Aim:
Identify all lines in the data containing the string "strengths". Copy them out.

>> start

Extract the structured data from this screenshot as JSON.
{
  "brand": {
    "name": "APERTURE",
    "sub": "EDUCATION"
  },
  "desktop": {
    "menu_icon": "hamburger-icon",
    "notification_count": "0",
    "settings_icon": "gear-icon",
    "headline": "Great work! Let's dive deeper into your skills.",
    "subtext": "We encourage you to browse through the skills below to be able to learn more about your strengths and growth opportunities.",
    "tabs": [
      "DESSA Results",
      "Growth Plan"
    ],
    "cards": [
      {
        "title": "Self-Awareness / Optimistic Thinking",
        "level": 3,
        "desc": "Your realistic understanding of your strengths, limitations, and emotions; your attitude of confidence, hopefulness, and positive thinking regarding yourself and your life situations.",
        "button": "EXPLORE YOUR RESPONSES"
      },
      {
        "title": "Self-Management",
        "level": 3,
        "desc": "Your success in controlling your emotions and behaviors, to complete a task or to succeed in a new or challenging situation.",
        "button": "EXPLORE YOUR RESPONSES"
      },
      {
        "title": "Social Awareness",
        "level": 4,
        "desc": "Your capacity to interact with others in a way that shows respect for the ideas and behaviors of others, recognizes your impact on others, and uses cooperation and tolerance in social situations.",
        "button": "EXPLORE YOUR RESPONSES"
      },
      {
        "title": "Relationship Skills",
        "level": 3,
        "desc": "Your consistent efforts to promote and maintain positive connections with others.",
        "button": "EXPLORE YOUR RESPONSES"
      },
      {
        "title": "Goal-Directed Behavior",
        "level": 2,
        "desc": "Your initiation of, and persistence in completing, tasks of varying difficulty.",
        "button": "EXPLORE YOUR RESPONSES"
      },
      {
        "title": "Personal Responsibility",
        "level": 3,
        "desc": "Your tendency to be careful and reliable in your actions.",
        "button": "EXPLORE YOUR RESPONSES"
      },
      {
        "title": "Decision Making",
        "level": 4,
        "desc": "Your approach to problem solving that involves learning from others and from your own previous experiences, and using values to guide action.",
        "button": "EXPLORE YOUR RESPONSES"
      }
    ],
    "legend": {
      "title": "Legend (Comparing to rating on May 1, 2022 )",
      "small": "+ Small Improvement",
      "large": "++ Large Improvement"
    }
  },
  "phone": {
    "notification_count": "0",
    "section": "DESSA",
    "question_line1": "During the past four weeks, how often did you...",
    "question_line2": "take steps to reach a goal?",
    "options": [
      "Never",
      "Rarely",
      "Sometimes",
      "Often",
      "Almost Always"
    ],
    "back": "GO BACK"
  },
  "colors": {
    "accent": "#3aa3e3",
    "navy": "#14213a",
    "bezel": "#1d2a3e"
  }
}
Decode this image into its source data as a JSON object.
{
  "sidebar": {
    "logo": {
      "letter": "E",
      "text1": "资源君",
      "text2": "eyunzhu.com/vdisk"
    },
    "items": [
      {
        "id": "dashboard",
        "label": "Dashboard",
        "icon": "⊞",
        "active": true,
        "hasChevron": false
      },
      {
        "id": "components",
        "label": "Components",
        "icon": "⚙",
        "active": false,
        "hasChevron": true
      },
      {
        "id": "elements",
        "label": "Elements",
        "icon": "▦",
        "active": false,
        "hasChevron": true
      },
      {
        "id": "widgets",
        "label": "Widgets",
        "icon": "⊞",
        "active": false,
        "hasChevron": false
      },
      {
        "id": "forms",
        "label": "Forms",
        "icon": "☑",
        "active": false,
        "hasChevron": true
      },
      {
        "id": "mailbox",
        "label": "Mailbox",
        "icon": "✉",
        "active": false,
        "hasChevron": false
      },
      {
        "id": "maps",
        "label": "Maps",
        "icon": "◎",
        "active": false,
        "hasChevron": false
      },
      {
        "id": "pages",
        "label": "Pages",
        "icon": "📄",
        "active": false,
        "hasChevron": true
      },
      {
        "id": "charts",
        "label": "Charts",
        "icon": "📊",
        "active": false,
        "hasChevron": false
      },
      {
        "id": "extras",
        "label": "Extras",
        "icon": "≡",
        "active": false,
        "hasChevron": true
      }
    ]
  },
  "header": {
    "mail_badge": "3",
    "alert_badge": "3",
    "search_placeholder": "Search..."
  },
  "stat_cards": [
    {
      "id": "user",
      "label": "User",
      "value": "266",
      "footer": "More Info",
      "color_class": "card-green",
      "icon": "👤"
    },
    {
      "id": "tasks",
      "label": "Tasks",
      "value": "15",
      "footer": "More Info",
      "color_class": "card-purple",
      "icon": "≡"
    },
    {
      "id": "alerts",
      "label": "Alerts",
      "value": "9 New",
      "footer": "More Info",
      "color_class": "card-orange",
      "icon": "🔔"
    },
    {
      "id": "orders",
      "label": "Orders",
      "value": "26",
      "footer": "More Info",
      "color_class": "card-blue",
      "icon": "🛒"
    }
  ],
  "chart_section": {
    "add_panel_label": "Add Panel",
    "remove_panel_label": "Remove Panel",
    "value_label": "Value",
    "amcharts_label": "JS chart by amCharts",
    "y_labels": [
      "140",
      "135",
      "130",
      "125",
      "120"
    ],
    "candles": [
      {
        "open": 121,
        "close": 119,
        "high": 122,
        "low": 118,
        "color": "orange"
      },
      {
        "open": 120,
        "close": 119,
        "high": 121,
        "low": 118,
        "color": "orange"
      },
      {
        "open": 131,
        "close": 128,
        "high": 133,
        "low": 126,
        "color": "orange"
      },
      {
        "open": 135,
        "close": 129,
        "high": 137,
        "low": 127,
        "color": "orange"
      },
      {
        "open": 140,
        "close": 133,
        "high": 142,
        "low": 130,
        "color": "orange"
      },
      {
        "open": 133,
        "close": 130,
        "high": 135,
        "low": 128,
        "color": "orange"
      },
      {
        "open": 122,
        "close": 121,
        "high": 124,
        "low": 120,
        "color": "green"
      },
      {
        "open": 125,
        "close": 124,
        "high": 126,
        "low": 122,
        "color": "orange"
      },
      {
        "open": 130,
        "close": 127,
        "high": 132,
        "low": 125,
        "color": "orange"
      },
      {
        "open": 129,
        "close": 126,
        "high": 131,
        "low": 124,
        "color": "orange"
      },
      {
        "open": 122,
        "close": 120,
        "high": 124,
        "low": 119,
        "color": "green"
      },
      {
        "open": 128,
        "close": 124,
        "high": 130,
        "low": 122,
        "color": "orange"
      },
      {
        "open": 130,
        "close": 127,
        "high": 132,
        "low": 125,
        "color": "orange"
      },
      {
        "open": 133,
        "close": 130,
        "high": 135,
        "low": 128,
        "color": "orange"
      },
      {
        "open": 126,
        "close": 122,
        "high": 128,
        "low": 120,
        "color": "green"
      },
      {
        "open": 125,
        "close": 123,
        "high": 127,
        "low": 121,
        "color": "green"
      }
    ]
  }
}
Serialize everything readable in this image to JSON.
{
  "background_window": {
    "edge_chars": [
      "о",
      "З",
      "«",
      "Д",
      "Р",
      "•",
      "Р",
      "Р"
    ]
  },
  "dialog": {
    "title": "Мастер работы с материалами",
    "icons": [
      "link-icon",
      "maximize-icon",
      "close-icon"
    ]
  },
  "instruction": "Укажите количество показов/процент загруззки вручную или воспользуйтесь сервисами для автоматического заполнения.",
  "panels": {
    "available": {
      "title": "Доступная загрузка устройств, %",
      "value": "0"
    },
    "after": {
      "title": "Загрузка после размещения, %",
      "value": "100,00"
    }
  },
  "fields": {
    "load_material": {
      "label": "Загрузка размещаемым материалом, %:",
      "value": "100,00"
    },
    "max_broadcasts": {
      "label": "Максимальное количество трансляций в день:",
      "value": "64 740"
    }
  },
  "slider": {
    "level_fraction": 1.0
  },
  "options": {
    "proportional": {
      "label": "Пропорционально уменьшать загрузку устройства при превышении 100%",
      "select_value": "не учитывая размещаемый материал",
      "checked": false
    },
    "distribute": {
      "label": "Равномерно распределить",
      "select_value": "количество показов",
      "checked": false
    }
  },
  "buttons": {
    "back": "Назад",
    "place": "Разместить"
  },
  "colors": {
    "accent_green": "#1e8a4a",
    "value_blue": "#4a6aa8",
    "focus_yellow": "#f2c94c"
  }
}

>> end

The response:
    "subtext": "We encourage you to browse through the skills below to be able to learn more about your strengths and growth opportunities.",
        "desc": "Your realistic understanding of your strengths, limitations, and emotions; your attitude of confidence, hopefulness, and positive thinking regarding yourself and your life situations.",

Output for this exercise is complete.